(Dataset entries)
[Begin]

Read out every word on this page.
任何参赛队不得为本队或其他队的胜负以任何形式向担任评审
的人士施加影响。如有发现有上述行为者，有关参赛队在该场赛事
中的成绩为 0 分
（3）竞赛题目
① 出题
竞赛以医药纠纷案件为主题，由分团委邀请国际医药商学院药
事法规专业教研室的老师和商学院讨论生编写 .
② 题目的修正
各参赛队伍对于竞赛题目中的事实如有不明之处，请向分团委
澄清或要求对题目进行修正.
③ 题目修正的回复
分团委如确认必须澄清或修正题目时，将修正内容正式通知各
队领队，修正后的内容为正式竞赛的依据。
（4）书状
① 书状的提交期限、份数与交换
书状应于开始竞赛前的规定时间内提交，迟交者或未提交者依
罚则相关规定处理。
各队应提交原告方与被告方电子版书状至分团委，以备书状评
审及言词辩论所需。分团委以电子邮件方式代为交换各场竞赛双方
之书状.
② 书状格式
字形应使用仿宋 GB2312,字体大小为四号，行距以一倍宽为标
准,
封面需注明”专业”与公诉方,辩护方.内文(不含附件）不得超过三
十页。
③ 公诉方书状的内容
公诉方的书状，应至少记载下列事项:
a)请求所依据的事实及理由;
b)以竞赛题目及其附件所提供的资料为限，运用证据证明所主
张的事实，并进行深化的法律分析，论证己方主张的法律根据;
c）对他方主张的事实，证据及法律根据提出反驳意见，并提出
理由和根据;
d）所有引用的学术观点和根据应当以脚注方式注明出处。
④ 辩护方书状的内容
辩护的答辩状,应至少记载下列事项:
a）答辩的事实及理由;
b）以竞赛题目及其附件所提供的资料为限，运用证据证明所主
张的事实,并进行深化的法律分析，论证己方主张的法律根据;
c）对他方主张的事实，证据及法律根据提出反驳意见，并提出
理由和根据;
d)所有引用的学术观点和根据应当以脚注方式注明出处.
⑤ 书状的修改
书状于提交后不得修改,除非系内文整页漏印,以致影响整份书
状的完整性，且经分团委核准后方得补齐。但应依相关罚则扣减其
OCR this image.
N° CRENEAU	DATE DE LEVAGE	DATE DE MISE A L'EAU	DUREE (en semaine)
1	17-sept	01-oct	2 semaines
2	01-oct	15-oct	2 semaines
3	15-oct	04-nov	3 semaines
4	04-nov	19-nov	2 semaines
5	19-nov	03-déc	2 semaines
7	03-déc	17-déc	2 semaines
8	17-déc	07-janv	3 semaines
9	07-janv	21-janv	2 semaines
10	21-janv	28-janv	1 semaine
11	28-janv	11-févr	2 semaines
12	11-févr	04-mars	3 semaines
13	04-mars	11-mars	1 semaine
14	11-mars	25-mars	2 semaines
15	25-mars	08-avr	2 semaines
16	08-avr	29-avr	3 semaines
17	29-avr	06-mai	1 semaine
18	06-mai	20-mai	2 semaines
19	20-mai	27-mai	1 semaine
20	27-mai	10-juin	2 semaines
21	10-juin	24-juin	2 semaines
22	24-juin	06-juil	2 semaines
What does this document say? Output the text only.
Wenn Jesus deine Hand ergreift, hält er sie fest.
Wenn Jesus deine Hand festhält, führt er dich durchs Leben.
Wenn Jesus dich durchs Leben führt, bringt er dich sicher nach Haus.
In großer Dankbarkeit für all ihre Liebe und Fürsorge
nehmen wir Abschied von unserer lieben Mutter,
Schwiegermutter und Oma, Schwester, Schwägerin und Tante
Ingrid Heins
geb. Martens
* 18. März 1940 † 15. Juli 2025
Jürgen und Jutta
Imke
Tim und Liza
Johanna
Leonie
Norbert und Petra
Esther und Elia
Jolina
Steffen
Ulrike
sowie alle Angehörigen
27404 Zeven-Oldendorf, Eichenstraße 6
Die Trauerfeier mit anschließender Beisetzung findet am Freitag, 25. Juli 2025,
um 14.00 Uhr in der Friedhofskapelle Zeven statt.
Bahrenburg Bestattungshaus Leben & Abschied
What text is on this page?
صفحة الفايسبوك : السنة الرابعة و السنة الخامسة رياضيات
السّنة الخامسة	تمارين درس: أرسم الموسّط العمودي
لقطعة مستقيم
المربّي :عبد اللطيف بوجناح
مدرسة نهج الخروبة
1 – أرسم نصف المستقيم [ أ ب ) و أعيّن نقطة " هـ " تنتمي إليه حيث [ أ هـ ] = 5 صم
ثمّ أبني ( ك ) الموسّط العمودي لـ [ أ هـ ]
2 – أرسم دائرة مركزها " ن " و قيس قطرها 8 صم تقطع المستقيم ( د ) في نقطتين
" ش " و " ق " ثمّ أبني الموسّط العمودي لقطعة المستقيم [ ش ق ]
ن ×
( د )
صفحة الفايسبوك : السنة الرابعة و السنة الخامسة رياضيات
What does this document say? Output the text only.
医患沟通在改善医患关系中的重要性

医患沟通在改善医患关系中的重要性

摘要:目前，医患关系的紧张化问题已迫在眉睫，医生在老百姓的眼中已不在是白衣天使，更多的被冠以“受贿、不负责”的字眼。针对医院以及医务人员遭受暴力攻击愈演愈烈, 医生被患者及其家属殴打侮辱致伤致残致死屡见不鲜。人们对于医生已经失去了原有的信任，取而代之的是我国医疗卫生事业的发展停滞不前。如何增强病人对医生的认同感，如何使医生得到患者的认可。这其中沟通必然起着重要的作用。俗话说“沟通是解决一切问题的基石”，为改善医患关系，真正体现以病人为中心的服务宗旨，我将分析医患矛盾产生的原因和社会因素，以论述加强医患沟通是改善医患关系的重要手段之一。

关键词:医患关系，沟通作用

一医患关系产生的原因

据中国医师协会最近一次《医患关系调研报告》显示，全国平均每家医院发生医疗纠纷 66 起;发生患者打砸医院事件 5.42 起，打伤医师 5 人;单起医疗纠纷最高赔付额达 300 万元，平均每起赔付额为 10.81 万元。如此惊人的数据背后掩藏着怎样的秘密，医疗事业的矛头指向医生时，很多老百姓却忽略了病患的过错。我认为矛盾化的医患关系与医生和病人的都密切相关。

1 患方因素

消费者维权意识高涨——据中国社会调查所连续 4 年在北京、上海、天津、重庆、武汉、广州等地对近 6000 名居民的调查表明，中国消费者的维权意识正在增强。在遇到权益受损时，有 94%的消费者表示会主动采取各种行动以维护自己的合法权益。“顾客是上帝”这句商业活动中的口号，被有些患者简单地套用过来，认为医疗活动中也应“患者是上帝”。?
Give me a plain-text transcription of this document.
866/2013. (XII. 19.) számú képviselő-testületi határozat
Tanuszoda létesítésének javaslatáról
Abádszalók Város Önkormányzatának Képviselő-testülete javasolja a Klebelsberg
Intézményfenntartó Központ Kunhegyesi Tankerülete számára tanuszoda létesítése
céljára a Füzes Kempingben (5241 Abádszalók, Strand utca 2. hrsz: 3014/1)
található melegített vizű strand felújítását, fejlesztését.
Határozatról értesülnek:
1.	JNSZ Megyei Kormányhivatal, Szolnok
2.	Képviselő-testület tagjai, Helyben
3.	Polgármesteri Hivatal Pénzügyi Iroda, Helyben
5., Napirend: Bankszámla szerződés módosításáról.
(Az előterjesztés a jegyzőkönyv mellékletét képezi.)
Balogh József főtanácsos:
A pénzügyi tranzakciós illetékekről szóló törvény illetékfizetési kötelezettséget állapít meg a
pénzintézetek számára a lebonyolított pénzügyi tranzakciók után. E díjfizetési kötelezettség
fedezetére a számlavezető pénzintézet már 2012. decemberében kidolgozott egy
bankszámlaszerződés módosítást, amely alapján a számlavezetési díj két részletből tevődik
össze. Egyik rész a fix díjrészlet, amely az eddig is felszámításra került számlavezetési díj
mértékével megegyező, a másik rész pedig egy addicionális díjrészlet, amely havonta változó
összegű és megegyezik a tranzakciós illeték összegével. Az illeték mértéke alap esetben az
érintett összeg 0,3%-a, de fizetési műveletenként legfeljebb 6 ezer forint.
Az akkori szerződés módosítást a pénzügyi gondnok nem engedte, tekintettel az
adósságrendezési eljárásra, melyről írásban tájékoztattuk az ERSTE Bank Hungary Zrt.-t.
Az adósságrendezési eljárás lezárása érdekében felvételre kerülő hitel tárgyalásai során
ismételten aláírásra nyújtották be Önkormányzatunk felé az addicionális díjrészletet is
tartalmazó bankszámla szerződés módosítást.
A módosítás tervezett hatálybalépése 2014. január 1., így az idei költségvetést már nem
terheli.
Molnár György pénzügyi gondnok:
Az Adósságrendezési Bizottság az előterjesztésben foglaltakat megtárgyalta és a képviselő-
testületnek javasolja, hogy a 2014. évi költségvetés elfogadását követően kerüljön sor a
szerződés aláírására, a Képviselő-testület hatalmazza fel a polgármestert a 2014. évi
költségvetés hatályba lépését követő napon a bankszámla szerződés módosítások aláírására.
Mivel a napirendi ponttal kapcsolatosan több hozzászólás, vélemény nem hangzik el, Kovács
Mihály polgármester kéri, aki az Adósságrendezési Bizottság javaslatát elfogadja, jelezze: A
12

[End]

Given request: From the listing above, collect each line in which the string "Bizottság" appears.

The result:
Az Adósságrendezési Bizottság az előterjesztésben foglaltakat megtárgyalta és a képviselő-
Mihály polgármester kéri, aki az Adósságrendezési Bizottság javaslatát elfogadja, jelezze: A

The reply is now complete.